◆ What to work on:
Report every line in the listing that contains the string "Museo".
─── Extracted records ───
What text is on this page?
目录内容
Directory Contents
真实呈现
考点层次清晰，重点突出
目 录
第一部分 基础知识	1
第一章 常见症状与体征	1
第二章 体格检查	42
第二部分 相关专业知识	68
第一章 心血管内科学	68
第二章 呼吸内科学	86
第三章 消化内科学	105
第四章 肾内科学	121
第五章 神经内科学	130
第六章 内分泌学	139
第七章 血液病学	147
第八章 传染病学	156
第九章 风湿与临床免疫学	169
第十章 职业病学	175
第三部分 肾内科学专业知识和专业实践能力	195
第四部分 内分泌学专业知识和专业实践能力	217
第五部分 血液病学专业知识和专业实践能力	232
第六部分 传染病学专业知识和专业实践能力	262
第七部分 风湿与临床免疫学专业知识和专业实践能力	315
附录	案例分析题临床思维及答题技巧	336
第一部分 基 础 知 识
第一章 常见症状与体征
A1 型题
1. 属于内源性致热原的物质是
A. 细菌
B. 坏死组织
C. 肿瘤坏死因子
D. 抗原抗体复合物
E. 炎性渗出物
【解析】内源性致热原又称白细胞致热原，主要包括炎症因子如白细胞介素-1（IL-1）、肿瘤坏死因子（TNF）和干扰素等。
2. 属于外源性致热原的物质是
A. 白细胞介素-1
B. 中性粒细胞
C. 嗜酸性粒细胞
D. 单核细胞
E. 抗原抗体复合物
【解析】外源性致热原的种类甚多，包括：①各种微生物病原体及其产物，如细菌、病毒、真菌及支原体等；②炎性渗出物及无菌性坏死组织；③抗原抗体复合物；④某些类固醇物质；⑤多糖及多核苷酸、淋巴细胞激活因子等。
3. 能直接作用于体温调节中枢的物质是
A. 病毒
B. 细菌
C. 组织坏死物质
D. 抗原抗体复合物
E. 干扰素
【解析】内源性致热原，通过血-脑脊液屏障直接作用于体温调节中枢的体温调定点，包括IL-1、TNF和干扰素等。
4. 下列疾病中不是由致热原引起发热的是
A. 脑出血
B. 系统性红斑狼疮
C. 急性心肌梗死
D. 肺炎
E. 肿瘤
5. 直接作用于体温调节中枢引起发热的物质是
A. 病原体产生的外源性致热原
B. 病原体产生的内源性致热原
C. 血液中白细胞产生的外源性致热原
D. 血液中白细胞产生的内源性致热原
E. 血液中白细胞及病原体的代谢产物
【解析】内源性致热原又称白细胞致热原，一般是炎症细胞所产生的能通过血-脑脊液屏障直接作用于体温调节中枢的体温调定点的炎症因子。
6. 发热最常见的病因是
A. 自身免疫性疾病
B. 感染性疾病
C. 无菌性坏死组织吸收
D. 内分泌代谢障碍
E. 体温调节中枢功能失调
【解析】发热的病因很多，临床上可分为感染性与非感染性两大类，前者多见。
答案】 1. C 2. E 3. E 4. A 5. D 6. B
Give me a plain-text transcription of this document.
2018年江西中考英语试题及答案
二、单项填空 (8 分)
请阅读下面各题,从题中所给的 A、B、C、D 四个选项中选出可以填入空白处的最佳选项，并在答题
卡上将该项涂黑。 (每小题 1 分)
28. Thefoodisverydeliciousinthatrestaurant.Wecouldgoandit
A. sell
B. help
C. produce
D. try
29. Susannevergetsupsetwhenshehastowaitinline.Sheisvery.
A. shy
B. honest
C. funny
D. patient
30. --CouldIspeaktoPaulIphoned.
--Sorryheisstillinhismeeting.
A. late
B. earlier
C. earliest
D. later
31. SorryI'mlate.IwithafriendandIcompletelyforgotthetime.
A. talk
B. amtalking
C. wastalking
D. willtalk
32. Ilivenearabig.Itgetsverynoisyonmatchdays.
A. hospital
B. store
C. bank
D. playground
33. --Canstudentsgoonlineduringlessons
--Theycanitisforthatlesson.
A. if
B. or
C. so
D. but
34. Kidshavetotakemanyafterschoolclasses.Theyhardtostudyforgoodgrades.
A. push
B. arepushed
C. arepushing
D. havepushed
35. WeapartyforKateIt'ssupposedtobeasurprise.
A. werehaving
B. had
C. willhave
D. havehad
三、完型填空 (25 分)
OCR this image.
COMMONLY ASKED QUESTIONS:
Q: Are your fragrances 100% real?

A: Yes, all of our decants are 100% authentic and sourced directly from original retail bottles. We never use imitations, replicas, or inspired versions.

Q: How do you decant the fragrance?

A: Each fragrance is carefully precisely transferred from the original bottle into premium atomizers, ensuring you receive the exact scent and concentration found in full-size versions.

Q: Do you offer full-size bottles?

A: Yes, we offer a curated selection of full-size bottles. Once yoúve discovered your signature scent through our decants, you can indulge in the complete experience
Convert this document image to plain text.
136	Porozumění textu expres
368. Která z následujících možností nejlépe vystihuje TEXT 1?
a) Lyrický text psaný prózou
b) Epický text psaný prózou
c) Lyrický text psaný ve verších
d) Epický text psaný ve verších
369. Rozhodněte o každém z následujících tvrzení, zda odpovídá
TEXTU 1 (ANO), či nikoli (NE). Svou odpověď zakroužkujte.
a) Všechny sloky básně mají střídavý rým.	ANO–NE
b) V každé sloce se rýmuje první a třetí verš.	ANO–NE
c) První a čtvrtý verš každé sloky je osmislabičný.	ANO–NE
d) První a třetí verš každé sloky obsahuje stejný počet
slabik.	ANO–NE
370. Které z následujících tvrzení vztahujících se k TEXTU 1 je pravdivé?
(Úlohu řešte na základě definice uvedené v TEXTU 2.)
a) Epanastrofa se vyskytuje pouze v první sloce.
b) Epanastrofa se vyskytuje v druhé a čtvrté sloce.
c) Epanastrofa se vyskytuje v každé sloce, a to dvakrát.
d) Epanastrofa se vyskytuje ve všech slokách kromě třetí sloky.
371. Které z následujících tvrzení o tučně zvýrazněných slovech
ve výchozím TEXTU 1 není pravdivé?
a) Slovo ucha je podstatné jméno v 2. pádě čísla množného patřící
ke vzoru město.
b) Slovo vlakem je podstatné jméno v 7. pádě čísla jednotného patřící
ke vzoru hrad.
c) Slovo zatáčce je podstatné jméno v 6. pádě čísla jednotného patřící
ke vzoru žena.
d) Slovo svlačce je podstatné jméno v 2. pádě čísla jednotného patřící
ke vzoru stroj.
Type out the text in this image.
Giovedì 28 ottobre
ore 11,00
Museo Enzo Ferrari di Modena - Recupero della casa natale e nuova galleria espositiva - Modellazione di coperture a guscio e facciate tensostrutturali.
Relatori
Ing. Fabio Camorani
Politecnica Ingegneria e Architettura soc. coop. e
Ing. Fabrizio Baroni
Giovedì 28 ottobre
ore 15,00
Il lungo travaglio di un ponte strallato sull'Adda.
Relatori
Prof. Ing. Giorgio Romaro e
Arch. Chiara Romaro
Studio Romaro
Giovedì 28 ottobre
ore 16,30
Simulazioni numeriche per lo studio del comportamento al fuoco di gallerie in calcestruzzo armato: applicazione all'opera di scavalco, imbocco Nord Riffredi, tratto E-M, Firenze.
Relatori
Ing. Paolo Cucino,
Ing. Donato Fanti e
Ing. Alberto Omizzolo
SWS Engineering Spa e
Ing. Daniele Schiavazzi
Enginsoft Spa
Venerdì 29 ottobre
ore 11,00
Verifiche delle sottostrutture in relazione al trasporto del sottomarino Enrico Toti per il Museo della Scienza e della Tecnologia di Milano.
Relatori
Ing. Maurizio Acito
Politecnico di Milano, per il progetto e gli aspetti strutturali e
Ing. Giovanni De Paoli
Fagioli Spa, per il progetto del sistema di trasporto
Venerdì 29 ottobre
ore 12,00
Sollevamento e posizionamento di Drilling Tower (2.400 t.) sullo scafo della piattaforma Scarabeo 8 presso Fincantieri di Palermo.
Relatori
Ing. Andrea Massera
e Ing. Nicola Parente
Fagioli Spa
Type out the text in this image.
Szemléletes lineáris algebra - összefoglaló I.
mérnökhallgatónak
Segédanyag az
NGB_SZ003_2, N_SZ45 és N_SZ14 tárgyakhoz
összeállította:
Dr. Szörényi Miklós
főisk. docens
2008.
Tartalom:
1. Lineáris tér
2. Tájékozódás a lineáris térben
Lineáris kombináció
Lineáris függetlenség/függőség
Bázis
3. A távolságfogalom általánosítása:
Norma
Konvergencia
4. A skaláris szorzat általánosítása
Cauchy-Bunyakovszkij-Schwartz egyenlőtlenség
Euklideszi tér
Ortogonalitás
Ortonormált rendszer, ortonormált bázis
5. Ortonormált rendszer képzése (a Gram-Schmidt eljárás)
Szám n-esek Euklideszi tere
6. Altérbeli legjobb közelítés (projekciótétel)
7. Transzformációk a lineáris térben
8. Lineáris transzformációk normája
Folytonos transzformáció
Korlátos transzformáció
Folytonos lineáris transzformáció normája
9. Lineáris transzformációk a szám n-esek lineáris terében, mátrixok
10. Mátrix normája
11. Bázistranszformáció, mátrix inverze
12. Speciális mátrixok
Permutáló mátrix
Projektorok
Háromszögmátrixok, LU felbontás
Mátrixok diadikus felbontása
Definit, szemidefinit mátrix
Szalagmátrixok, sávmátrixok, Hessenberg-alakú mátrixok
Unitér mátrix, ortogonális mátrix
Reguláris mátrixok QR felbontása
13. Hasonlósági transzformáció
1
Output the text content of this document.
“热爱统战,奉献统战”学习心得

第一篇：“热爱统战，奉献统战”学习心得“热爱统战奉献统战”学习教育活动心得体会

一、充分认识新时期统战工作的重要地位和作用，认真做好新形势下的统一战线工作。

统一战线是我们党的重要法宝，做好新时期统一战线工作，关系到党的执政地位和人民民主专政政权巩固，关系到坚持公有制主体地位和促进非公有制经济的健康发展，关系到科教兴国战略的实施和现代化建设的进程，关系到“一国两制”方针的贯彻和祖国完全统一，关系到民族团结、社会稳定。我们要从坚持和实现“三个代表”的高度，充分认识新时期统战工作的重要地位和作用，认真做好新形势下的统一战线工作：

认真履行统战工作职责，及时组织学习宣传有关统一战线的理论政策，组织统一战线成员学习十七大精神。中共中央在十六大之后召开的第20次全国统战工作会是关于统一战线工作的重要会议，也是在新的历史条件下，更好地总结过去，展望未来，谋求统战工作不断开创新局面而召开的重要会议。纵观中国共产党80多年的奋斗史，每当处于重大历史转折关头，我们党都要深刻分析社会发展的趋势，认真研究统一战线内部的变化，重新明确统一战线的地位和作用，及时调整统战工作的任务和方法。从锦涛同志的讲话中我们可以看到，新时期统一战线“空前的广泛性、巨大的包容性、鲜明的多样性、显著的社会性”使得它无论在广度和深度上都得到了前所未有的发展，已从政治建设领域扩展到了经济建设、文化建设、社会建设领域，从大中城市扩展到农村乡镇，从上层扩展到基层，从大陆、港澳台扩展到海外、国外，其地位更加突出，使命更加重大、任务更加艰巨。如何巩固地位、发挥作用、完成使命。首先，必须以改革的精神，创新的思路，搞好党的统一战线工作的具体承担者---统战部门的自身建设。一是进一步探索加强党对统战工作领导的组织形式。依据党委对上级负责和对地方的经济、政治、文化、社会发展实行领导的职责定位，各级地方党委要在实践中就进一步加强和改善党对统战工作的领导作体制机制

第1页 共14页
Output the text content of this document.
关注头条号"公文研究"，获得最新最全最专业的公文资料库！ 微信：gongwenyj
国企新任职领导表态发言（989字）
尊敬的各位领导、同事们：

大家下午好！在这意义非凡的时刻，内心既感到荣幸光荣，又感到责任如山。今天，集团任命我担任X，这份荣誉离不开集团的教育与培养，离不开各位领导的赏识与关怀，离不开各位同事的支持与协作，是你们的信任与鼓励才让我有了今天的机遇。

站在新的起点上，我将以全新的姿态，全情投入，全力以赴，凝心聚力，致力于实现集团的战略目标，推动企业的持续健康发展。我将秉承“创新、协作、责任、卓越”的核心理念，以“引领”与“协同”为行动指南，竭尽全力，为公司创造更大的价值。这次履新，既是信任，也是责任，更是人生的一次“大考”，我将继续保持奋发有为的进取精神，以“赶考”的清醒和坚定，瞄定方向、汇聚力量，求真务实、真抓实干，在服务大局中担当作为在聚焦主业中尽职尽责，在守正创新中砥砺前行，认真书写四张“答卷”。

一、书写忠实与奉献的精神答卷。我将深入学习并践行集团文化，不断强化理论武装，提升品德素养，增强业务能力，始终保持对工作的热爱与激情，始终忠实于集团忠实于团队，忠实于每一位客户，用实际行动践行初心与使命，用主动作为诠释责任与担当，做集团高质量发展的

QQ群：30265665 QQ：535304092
───
◆ Response for this exercise:
Museo Enzo Ferrari di Modena - Recupero della casa natale e nuova galleria espositiva - Modellazione di coperture a guscio e facciate tensostrutturali.
Verifiche delle sottostrutture in relazione al trasporto del sottomarino Enrico Toti per il Museo della Scienza e della Tecnologia di Milano.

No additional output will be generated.